▶ Task directions: Which lines contain the string "神弗福也"? Please list every one of them.

[START]

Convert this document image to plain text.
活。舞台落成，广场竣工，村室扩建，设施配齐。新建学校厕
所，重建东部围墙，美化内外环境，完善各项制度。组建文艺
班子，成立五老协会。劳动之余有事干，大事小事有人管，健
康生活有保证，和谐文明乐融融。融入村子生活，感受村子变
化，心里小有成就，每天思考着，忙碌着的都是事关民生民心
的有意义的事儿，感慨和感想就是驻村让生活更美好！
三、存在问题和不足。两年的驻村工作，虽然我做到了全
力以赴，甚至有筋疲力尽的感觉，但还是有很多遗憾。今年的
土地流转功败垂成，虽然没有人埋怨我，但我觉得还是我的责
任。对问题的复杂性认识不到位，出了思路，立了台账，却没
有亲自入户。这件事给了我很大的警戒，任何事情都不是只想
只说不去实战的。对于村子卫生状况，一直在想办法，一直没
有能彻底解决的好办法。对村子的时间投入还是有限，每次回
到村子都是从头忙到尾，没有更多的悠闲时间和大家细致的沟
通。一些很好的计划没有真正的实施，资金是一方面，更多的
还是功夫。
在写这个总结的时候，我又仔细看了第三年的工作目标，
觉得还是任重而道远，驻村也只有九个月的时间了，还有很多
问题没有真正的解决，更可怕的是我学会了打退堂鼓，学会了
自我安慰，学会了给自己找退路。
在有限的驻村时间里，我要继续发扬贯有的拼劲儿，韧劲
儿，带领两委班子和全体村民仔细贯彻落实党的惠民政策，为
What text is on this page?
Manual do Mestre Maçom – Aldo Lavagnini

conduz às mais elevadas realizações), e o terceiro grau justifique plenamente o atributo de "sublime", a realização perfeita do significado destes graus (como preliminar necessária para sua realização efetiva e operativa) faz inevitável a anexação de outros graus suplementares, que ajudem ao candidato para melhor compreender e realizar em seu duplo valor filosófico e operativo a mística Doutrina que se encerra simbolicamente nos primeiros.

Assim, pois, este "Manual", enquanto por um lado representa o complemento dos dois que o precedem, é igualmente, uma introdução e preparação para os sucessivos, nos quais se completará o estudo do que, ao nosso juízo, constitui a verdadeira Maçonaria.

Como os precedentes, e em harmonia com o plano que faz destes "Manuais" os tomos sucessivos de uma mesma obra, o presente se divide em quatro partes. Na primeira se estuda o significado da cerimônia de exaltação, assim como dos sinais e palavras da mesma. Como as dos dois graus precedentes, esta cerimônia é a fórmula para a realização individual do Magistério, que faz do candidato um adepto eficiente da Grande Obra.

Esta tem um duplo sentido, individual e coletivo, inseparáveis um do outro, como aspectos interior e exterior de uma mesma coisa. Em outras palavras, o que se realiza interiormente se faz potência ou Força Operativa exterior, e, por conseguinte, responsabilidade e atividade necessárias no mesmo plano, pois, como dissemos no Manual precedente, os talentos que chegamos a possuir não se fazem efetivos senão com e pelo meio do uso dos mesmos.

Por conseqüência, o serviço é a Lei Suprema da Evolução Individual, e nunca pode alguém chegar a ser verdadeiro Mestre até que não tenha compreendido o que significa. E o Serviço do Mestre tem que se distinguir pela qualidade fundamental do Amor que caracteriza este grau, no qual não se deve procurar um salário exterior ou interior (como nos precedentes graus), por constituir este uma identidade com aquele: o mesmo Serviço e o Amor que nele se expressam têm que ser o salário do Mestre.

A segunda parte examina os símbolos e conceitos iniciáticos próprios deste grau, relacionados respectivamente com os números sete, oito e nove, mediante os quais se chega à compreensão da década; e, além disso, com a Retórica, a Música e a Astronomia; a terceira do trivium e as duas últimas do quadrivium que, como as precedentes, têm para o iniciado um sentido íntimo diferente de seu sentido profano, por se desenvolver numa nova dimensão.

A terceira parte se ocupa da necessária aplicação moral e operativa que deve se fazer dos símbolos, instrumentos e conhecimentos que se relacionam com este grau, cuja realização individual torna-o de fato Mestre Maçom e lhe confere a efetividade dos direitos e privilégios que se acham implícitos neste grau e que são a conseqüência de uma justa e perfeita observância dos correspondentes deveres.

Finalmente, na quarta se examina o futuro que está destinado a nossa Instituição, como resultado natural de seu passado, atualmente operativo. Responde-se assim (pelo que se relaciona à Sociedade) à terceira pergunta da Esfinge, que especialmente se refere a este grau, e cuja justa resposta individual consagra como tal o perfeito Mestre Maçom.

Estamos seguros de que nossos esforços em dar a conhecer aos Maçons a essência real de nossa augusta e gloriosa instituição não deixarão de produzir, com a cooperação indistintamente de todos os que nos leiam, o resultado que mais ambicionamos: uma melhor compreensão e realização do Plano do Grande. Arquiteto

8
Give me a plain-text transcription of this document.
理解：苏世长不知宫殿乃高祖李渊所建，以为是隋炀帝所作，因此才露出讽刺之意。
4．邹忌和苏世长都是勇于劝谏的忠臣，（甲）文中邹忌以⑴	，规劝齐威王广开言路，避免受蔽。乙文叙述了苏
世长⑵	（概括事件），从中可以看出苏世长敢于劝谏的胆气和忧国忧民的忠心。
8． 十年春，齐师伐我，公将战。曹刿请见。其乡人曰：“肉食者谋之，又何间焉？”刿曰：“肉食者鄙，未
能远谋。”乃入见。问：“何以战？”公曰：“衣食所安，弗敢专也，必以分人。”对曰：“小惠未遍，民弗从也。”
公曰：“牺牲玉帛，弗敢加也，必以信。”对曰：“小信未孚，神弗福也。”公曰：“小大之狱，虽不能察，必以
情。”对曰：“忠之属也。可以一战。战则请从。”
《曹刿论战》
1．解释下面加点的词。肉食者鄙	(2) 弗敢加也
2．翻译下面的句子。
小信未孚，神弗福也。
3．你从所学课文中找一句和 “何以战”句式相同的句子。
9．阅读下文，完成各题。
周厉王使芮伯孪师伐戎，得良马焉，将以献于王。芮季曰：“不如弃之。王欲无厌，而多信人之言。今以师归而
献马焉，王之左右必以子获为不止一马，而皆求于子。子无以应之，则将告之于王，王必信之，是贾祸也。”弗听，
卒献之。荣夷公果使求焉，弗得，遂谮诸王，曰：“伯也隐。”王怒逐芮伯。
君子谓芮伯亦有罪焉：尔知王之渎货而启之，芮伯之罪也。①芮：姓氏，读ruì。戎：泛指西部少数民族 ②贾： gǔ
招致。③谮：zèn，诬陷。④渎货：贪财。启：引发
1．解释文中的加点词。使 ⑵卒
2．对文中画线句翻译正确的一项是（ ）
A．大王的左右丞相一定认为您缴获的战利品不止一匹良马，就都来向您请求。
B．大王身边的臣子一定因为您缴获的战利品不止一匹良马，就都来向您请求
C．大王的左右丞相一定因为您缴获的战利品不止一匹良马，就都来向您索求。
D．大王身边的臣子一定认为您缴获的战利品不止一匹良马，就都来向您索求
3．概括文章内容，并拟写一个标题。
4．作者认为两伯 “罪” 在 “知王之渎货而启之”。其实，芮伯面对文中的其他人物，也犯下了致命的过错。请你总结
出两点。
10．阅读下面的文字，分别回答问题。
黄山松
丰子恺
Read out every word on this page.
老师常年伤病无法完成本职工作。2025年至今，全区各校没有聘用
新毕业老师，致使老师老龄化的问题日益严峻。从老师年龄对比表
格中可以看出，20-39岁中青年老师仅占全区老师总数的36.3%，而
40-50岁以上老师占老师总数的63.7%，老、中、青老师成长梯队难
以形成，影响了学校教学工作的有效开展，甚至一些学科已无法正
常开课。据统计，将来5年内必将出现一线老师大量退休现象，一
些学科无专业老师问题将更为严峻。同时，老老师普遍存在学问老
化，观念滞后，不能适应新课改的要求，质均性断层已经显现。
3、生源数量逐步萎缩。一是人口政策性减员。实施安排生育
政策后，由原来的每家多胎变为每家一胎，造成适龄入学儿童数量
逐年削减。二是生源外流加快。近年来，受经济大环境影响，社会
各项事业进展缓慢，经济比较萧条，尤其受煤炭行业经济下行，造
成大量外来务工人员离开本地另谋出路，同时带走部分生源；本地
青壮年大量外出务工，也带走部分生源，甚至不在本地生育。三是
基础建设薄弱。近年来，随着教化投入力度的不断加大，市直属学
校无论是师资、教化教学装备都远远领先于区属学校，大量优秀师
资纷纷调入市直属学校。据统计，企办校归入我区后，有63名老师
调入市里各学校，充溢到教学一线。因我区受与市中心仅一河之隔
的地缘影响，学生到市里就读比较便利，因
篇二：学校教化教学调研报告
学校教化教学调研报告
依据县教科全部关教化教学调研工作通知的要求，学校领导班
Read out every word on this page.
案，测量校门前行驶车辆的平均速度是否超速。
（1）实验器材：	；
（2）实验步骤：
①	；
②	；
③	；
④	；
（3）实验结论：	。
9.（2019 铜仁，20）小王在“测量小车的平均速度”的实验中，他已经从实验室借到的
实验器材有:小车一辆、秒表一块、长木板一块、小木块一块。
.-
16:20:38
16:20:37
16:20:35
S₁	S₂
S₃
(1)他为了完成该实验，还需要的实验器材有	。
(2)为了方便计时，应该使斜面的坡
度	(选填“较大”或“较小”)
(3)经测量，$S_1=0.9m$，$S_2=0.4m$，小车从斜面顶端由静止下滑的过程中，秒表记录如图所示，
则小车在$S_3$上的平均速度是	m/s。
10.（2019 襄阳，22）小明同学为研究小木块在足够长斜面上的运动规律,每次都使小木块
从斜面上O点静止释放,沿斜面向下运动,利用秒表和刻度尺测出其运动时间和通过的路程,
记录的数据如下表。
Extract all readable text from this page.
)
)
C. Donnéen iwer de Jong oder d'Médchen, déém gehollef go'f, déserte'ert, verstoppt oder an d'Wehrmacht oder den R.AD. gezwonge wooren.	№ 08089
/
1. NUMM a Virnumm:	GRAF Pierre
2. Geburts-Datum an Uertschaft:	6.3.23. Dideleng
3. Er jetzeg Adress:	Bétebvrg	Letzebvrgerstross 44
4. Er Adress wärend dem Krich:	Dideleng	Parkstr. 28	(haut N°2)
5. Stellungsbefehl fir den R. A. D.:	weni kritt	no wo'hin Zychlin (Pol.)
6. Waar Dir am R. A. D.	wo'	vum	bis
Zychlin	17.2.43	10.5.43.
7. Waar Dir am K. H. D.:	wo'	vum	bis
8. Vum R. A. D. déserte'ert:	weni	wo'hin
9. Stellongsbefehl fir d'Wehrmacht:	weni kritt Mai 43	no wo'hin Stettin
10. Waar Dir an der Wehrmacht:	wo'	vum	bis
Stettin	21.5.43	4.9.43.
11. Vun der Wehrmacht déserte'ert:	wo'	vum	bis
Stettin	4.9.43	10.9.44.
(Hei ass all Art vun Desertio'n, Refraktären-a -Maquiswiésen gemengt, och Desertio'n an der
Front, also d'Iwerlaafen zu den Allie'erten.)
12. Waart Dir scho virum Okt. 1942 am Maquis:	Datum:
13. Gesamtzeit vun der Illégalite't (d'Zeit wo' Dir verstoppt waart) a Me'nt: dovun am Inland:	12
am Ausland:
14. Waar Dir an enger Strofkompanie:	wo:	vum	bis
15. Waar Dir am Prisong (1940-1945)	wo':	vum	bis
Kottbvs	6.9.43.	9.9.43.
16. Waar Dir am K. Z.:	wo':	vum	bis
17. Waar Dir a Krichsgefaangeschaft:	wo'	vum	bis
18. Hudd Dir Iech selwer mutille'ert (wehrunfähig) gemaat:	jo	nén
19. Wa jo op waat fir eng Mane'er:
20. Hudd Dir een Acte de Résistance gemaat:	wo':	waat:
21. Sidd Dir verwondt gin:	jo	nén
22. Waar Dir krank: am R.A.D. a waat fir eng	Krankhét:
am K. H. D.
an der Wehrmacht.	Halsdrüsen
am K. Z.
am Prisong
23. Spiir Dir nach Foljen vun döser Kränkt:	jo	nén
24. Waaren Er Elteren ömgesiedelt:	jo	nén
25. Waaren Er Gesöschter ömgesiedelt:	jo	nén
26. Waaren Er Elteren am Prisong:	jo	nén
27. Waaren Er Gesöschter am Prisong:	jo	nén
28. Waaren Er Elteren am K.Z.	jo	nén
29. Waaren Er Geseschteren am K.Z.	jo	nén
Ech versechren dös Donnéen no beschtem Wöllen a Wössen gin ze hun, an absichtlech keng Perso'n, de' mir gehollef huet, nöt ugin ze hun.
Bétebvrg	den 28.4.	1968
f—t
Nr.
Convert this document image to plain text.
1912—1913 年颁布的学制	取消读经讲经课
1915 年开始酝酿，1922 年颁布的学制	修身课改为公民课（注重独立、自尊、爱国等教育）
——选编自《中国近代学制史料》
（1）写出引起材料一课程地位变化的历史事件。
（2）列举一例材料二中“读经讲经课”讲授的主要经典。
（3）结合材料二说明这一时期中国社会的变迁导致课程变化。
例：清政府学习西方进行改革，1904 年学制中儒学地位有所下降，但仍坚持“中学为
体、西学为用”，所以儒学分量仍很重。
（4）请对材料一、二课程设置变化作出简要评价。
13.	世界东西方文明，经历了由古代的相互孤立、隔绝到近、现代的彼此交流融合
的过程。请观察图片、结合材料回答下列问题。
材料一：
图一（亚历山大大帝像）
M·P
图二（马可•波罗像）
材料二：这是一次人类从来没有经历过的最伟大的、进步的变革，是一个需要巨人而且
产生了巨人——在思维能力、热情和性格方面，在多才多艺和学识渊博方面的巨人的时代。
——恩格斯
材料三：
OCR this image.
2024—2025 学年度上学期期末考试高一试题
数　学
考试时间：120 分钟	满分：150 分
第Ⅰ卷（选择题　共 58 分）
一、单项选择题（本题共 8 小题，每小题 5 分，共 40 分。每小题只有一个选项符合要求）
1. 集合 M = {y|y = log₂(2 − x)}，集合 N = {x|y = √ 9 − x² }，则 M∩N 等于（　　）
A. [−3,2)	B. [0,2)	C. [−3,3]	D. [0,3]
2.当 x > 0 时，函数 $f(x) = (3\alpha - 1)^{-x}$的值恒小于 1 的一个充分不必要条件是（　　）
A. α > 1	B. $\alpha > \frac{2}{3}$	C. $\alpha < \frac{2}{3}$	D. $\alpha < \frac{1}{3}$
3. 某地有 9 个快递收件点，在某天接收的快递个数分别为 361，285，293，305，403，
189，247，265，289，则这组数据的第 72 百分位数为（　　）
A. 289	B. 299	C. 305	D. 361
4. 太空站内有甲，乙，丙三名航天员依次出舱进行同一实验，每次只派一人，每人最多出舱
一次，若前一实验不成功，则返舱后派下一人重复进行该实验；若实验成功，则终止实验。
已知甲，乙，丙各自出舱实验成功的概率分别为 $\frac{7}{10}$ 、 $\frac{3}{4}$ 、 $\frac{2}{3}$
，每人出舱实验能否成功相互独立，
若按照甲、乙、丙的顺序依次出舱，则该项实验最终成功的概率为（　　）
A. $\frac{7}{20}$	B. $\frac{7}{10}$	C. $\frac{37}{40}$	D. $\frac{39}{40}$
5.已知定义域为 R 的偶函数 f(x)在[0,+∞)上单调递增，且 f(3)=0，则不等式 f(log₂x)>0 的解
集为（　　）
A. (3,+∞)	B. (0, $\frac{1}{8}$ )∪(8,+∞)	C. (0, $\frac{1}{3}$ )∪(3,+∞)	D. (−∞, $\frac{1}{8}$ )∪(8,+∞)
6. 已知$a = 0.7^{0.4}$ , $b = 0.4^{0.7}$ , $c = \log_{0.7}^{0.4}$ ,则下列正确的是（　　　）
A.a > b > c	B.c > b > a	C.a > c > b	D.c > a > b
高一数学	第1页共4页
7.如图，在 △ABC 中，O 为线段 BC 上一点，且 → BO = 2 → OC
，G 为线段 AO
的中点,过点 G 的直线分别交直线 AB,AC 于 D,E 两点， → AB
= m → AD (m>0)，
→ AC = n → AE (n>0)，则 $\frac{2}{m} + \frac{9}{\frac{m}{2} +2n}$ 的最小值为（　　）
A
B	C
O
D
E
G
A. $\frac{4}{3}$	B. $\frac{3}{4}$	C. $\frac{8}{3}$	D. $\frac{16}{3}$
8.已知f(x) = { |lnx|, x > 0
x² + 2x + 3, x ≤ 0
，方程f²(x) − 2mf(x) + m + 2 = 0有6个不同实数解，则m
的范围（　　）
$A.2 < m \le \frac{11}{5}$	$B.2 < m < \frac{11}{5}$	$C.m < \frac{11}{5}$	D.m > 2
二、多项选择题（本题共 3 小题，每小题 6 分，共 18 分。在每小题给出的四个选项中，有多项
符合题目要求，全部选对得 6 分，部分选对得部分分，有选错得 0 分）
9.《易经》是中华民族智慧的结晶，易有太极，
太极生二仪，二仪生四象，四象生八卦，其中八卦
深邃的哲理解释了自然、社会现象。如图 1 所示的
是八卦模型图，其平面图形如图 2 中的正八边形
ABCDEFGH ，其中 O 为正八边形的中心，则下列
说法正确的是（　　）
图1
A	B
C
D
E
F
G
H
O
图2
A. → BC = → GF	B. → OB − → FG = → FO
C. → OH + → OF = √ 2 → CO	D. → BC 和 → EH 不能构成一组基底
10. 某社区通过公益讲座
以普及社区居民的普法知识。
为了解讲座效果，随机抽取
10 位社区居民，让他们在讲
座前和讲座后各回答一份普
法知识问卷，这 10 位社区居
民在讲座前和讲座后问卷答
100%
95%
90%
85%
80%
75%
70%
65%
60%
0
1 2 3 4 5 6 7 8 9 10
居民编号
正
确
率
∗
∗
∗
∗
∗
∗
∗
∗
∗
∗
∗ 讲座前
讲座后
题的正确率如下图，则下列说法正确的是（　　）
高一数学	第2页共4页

[END]

▶ Task solution:
公曰：“牺牲玉帛，弗敢加也，必以信。”对曰：“小信未孚，神弗福也。”公曰：“小大之狱，虽不能察，必以
小信未孚，神弗福也。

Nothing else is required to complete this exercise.